▶ **Exercise brief**
Output every record word for word.

=== Data to process ===

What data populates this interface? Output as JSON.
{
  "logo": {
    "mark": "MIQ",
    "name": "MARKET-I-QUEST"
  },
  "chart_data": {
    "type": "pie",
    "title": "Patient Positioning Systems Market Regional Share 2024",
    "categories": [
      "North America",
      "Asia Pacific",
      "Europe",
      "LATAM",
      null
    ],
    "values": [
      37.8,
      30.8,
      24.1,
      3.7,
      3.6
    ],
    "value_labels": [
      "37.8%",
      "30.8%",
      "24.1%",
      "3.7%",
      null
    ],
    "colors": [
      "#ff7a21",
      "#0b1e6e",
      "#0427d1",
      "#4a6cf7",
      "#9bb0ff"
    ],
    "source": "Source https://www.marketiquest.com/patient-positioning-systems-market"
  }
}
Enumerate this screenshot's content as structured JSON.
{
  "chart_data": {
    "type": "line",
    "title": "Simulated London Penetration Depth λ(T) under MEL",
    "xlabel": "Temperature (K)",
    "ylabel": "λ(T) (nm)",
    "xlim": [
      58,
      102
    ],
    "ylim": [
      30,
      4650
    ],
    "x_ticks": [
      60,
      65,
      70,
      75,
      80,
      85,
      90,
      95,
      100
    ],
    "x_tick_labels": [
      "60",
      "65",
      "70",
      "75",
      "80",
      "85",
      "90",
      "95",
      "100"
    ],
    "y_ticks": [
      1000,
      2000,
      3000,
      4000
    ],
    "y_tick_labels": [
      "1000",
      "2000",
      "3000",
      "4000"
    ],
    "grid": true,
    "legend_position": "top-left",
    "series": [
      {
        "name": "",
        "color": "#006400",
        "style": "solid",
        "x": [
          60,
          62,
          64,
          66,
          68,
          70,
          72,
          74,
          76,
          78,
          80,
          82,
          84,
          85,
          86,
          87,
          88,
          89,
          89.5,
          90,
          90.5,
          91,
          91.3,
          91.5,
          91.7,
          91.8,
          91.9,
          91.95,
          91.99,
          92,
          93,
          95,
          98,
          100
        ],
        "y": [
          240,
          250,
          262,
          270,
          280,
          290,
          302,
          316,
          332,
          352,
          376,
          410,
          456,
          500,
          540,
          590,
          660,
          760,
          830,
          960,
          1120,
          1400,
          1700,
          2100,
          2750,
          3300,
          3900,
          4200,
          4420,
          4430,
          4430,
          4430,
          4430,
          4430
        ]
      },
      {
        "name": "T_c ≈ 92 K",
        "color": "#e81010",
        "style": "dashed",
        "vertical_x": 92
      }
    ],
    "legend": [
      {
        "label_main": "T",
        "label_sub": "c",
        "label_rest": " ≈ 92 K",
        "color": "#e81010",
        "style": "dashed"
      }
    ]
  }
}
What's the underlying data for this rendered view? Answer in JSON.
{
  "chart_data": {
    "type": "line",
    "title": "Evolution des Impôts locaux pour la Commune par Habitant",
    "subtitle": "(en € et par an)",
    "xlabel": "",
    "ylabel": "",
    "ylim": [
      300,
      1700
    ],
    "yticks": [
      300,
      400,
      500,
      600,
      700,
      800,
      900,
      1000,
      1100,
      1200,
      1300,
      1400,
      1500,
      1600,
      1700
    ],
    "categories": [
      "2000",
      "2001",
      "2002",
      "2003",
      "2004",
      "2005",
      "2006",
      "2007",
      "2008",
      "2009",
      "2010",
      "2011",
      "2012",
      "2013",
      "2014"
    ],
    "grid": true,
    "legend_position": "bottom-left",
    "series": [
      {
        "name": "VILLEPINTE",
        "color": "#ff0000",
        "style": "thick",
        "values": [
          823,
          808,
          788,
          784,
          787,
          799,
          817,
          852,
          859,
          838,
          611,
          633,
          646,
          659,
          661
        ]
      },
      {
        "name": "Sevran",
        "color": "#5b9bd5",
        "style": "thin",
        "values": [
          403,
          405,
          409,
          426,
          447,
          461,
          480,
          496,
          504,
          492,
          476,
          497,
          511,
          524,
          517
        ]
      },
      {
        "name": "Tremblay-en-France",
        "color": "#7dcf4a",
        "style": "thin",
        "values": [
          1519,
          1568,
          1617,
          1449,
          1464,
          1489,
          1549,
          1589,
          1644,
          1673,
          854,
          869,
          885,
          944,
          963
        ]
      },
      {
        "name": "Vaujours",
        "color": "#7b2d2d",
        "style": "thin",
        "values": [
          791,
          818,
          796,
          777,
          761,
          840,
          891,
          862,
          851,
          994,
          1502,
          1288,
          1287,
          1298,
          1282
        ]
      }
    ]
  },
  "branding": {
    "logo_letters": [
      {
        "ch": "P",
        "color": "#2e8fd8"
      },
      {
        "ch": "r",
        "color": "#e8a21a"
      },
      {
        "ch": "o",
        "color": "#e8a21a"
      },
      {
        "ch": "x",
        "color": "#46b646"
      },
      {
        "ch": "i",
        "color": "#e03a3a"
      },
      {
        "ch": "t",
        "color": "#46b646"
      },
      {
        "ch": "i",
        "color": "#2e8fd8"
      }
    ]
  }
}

===

▶ **Answer to the task**
What data populates this interface? Output as JSON.
{
  "logo": {
    "mark": "MIQ",
    "name": "MARKET-I-QUEST"
  },
  "chart_data": {
    "type": "pie",
    "title": "Patient Positioning Systems Market Regional Share 2024",
    "categories": [
      "North America",
      "Asia Pacific",
      "Europe",
      "LATAM",
      null
    ],
    "values": [
      37.8,
      30.8,
      24.1,
      3.7,
      3.6
    ],
    "value_labels": [
      "37.8%",
      "30.8%",
      "24.1%",
      "3.7%",
      null
    ],
    "colors": [
      "#ff7a21",
      "#0b1e6e",
      "#0427d1",
      "#4a6cf7",
      "#9bb0ff"
    ],
    "source": "Source https://www.marketiquest.com/patient-positioning-systems-market"
  }
}
Enumerate this screenshot's content as structured JSON.
{
  "chart_data": {
    "type": "line",
    "title": "Simulated London Penetration Depth λ(T) under MEL",
    "xlabel": "Temperature (K)",
    "ylabel": "λ(T) (nm)",
    "xlim": [
      58,
      102
    ],
    "ylim": [
      30,
      4650
    ],
    "x_ticks": [
      60,
      65,
      70,
      75,
      80,
      85,
      90,
      95,
      100
    ],
    "x_tick_labels": [
      "60",
      "65",
      "70",
      "75",
      "80",
      "85",
      "90",
      "95",
      "100"
    ],
    "y_ticks": [
      1000,
      2000,
      3000,
      4000
    ],
    "y_tick_labels": [
      "1000",
      "2000",
      "3000",
      "4000"
    ],
    "grid": true,
    "legend_position": "top-left",
    "series": [
      {
        "name": "",
        "color": "#006400",
        "style": "solid",
        "x": [
          60,
          62,
          64,
          66,
          68,
          70,
          72,
          74,
          76,
          78,
          80,
          82,
          84,
          85,
          86,
          87,
          88,
          89,
          89.5,
          90,
          90.5,
          91,
          91.3,
          91.5,
          91.7,
          91.8,
          91.9,
          91.95,
          91.99,
          92,
          93,
          95,
          98,
          100
        ],
        "y": [
          240,
          250,
          262,
          270,
          280,
          290,
          302,
          316,
          332,
          352,
          376,
          410,
          456,
          500,
          540,
          590,
          660,
          760,
          830,
          960,
          1120,
          1400,
          1700,
          2100,
          2750,
          3300,
          3900,
          4200,
          4420,
          4430,
          4430,
          4430,
          4430,
          4430
        ]
      },
      {
        "name": "T_c ≈ 92 K",
        "color": "#e81010",
        "style": "dashed",
        "vertical_x": 92
      }
    ],
    "legend": [
      {
        "label_main": "T",
        "label_sub": "c",
        "label_rest": " ≈ 92 K",
        "color": "#e81010",
        "style": "dashed"
      }
    ]
  }
}
What's the underlying data for this rendered view? Answer in JSON.
{
  "chart_data": {
    "type": "line",
    "title": "Evolution des Impôts locaux pour la Commune par Habitant",
    "subtitle": "(en € et par an)",
    "xlabel": "",
    "ylabel": "",
    "ylim": [
      300,
      1700
    ],
    "yticks": [
      300,
      400,
      500,
      600,
      700,
      800,
      900,
      1000,
      1100,
      1200,
      1300,
      1400,
      1500,
      1600,
      1700
    ],
    "categories": [
      "2000",
      "2001",
      "2002",
      "2003",
      "2004",
      "2005",
      "2006",
      "2007",
      "2008",
      "2009",
      "2010",
      "2011",
      "2012",
      "2013",
      "2014"
    ],
    "grid": true,
    "legend_position": "bottom-left",
    "series": [
      {
        "name": "VILLEPINTE",
        "color": "#ff0000",
        "style": "thick",
        "values": [
          823,
          808,
          788,
          784,
          787,
          799,
          817,
          852,
          859,
          838,
          611,
          633,
          646,
          659,
          661
        ]
      },
      {
        "name": "Sevran",
        "color": "#5b9bd5",
        "style": "thin",
        "values": [
          403,
          405,
          409,
          426,
          447,
          461,
          480,
          496,
          504,
          492,
          476,
          497,
          511,
          524,
          517
        ]
      },
      {
        "name": "Tremblay-en-France",
        "color": "#7dcf4a",
        "style": "thin",
        "values": [
          1519,
          1568,
          1617,
          1449,
          1464,
          1489,
          1549,
          1589,
          1644,
          1673,
          854,
          869,
          885,
          944,
          963
        ]
      },
      {
        "name": "Vaujours",
        "color": "#7b2d2d",
        "style": "thin",
        "values": [
          791,
          818,
          796,
          777,
          761,
          840,
          891,
          862,
          851,
          994,
          1502,
          1288,
          1287,
          1298,
          1282
        ]
      }
    ]
  },
  "branding": {
    "logo_letters": [
      {
        "ch": "P",
        "color": "#2e8fd8"
      },
      {
        "ch": "r",
        "color": "#e8a21a"
      },
      {
        "ch": "o",
        "color": "#e8a21a"
      },
      {
        "ch": "x",
        "color": "#46b646"
      },
      {
        "ch": "i",
        "color": "#e03a3a"
      },
      {
        "ch": "t",
        "color": "#46b646"
      },
      {
        "ch": "i",
        "color": "#2e8fd8"
      }
    ]
  }
}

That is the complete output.